Stored data:
--- Begin ---
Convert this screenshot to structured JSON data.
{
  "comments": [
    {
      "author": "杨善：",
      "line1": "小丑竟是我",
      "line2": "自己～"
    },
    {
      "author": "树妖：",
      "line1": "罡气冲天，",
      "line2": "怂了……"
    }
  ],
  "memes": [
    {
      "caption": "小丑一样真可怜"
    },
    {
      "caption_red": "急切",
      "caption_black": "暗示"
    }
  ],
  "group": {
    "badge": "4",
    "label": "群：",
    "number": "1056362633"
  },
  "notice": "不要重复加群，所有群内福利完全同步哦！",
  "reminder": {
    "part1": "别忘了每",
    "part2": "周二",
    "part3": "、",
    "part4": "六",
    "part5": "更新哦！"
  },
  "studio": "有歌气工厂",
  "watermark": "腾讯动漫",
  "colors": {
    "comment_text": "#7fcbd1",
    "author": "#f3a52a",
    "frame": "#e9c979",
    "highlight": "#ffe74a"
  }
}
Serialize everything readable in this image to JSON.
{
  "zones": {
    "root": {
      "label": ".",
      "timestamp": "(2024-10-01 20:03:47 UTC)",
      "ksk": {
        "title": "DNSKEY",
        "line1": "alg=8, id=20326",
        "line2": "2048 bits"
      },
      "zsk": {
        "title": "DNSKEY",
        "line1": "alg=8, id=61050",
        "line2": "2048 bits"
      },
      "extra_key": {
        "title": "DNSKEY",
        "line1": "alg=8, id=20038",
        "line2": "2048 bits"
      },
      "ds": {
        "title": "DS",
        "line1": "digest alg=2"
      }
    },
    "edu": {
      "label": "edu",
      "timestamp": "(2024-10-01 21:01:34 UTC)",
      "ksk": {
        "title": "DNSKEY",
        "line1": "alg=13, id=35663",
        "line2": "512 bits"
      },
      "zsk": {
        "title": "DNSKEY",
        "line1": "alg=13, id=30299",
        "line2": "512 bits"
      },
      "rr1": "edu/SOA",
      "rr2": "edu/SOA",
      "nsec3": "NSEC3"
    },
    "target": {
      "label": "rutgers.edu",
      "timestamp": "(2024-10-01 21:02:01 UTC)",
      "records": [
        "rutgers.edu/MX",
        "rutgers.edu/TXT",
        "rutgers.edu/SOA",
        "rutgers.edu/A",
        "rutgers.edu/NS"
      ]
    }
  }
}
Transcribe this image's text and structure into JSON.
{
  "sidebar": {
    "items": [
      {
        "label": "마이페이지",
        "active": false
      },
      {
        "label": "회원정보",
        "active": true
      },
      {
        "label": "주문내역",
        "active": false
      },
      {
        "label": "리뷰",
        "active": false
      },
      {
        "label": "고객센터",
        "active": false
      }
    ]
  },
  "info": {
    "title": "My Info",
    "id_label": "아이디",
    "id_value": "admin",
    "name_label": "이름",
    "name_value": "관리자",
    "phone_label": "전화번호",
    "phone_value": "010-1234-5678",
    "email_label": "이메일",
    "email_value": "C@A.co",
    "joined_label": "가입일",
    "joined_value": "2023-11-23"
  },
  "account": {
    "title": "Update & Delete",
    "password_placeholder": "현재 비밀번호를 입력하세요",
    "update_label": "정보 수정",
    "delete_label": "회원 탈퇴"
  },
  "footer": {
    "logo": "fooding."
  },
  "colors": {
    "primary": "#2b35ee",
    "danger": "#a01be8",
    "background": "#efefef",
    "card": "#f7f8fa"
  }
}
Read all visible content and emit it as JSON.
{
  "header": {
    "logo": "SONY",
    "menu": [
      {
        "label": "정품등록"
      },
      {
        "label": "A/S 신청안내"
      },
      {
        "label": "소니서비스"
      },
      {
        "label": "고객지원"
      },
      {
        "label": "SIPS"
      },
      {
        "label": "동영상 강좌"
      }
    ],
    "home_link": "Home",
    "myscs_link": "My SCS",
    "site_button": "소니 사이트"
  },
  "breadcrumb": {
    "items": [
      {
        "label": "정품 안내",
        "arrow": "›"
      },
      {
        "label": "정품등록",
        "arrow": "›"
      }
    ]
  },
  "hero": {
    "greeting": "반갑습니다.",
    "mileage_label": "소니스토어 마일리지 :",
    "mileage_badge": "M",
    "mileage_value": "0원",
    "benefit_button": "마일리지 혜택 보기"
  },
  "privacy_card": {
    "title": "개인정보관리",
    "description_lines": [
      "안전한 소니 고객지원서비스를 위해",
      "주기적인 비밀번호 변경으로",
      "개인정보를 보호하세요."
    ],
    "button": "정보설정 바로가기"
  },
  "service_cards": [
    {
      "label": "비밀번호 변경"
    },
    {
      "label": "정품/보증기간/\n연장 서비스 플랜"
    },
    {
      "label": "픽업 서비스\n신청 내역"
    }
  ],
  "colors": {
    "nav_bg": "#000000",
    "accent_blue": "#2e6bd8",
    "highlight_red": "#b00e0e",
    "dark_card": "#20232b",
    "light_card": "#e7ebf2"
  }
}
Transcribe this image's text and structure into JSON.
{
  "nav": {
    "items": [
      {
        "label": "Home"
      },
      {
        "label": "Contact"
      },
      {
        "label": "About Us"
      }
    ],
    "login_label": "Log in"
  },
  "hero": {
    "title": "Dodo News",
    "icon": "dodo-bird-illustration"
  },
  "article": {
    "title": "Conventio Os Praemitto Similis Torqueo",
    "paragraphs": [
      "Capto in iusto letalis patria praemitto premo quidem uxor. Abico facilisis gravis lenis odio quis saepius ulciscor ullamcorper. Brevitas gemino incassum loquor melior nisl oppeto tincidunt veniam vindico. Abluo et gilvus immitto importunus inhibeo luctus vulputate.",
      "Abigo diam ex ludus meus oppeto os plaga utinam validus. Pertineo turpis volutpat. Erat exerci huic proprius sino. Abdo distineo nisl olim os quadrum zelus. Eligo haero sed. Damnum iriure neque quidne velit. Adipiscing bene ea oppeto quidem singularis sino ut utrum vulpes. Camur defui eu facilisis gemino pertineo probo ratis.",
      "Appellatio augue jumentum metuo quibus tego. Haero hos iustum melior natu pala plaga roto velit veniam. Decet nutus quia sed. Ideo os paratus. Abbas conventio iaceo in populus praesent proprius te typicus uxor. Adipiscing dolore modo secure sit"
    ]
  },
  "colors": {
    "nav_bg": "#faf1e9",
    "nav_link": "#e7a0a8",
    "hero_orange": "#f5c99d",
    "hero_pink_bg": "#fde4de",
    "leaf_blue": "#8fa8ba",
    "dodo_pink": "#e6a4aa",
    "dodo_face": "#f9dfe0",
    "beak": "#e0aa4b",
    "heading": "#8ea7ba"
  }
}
--- End ---
_Set exercise_.
Copy out each line above, character for character.

_Completed task_.
Convert this screenshot to structured JSON data.
{
  "comments": [
    {
      "author": "杨善：",
      "line1": "小丑竟是我",
      "line2": "自己～"
    },
    {
      "author": "树妖：",
      "line1": "罡气冲天，",
      "line2": "怂了……"
    }
  ],
  "memes": [
    {
      "caption": "小丑一样真可怜"
    },
    {
      "caption_red": "急切",
      "caption_black": "暗示"
    }
  ],
  "group": {
    "badge": "4",
    "label": "群：",
    "number": "1056362633"
  },
  "notice": "不要重复加群，所有群内福利完全同步哦！",
  "reminder": {
    "part1": "别忘了每",
    "part2": "周二",
    "part3": "、",
    "part4": "六",
    "part5": "更新哦！"
  },
  "studio": "有歌气工厂",
  "watermark": "腾讯动漫",
  "colors": {
    "comment_text": "#7fcbd1",
    "author": "#f3a52a",
    "frame": "#e9c979",
    "highlight": "#ffe74a"
  }
}
Serialize everything readable in this image to JSON.
{
  "zones": {
    "root": {
      "label": ".",
      "timestamp": "(2024-10-01 20:03:47 UTC)",
      "ksk": {
        "title": "DNSKEY",
        "line1": "alg=8, id=20326",
        "line2": "2048 bits"
      },
      "zsk": {
        "title": "DNSKEY",
        "line1": "alg=8, id=61050",
        "line2": "2048 bits"
      },
      "extra_key": {
        "title": "DNSKEY",
        "line1": "alg=8, id=20038",
        "line2": "2048 bits"
      },
      "ds": {
        "title": "DS",
        "line1": "digest alg=2"
      }
    },
    "edu": {
      "label": "edu",
      "timestamp": "(2024-10-01 21:01:34 UTC)",
      "ksk": {
        "title": "DNSKEY",
        "line1": "alg=13, id=35663",
        "line2": "512 bits"
      },
      "zsk": {
        "title": "DNSKEY",
        "line1": "alg=13, id=30299",
        "line2": "512 bits"
      },
      "rr1": "edu/SOA",
      "rr2": "edu/SOA",
      "nsec3": "NSEC3"
    },
    "target": {
      "label": "rutgers.edu",
      "timestamp": "(2024-10-01 21:02:01 UTC)",
      "records": [
        "rutgers.edu/MX",
        "rutgers.edu/TXT",
        "rutgers.edu/SOA",
        "rutgers.edu/A",
        "rutgers.edu/NS"
      ]
    }
  }
}
Transcribe this image's text and structure into JSON.
{
  "sidebar": {
    "items": [
      {
        "label": "마이페이지",
        "active": false
      },
      {
        "label": "회원정보",
        "active": true
      },
      {
        "label": "주문내역",
        "active": false
      },
      {
        "label": "리뷰",
        "active": false
      },
      {
        "label": "고객센터",
        "active": false
      }
    ]
  },
  "info": {
    "title": "My Info",
    "id_label": "아이디",
    "id_value": "admin",
    "name_label": "이름",
    "name_value": "관리자",
    "phone_label": "전화번호",
    "phone_value": "010-1234-5678",
    "email_label": "이메일",
    "email_value": "C@A.co",
    "joined_label": "가입일",
    "joined_value": "2023-11-23"
  },
  "account": {
    "title": "Update & Delete",
    "password_placeholder": "현재 비밀번호를 입력하세요",
    "update_label": "정보 수정",
    "delete_label": "회원 탈퇴"
  },
  "footer": {
    "logo": "fooding."
  },
  "colors": {
    "primary": "#2b35ee",
    "danger": "#a01be8",
    "background": "#efefef",
    "card": "#f7f8fa"
  }
}
Read all visible content and emit it as JSON.
{
  "header": {
    "logo": "SONY",
    "menu": [
      {
        "label": "정품등록"
      },
      {
        "label": "A/S 신청안내"
      },
      {
        "label": "소니서비스"
      },
      {
        "label": "고객지원"
      },
      {
        "label": "SIPS"
      },
      {
        "label": "동영상 강좌"
      }
    ],
    "home_link": "Home",
    "myscs_link": "My SCS",
    "site_button": "소니 사이트"
  },
  "breadcrumb": {
    "items": [
      {
        "label": "정품 안내",
        "arrow": "›"
      },
      {
        "label": "정품등록",
        "arrow": "›"
      }
    ]
  },
  "hero": {
    "greeting": "반갑습니다.",
    "mileage_label": "소니스토어 마일리지 :",
    "mileage_badge": "M",
    "mileage_value": "0원",
    "benefit_button": "마일리지 혜택 보기"
  },
  "privacy_card": {
    "title": "개인정보관리",
    "description_lines": [
      "안전한 소니 고객지원서비스를 위해",
      "주기적인 비밀번호 변경으로",
      "개인정보를 보호하세요."
    ],
    "button": "정보설정 바로가기"
  },
  "service_cards": [
    {
      "label": "비밀번호 변경"
    },
    {
      "label": "정품/보증기간/\n연장 서비스 플랜"
    },
    {
      "label": "픽업 서비스\n신청 내역"
    }
  ],
  "colors": {
    "nav_bg": "#000000",
    "accent_blue": "#2e6bd8",
    "highlight_red": "#b00e0e",
    "dark_card": "#20232b",
    "light_card": "#e7ebf2"
  }
}
Transcribe this image's text and structure into JSON.
{
  "nav": {
    "items": [
      {
        "label": "Home"
      },
      {
        "label": "Contact"
      },
      {
        "label": "About Us"
      }
    ],
    "login_label": "Log in"
  },
  "hero": {
    "title": "Dodo News",
    "icon": "dodo-bird-illustration"
  },
  "article": {
    "title": "Conventio Os Praemitto Similis Torqueo",
    "paragraphs": [
      "Capto in iusto letalis patria praemitto premo quidem uxor. Abico facilisis gravis lenis odio quis saepius ulciscor ullamcorper. Brevitas gemino incassum loquor melior nisl oppeto tincidunt veniam vindico. Abluo et gilvus immitto importunus inhibeo luctus vulputate.",
      "Abigo diam ex ludus meus oppeto os plaga utinam validus. Pertineo turpis volutpat. Erat exerci huic proprius sino. Abdo distineo nisl olim os quadrum zelus. Eligo haero sed. Damnum iriure neque quidne velit. Adipiscing bene ea oppeto quidem singularis sino ut utrum vulpes. Camur defui eu facilisis gemino pertineo probo ratis.",
      "Appellatio augue jumentum metuo quibus tego. Haero hos iustum melior natu pala plaga roto velit veniam. Decet nutus quia sed. Ideo os paratus. Abbas conventio iaceo in populus praesent proprius te typicus uxor. Adipiscing dolore modo secure sit"
    ]
  },
  "colors": {
    "nav_bg": "#faf1e9",
    "nav_link": "#e7a0a8",
    "hero_orange": "#f5c99d",
    "hero_pink_bg": "#fde4de",
    "leaf_blue": "#8fa8ba",
    "dodo_pink": "#e6a4aa",
    "dodo_face": "#f9dfe0",
    "beak": "#e0aa4b",
    "heading": "#8ea7ba"
  }
}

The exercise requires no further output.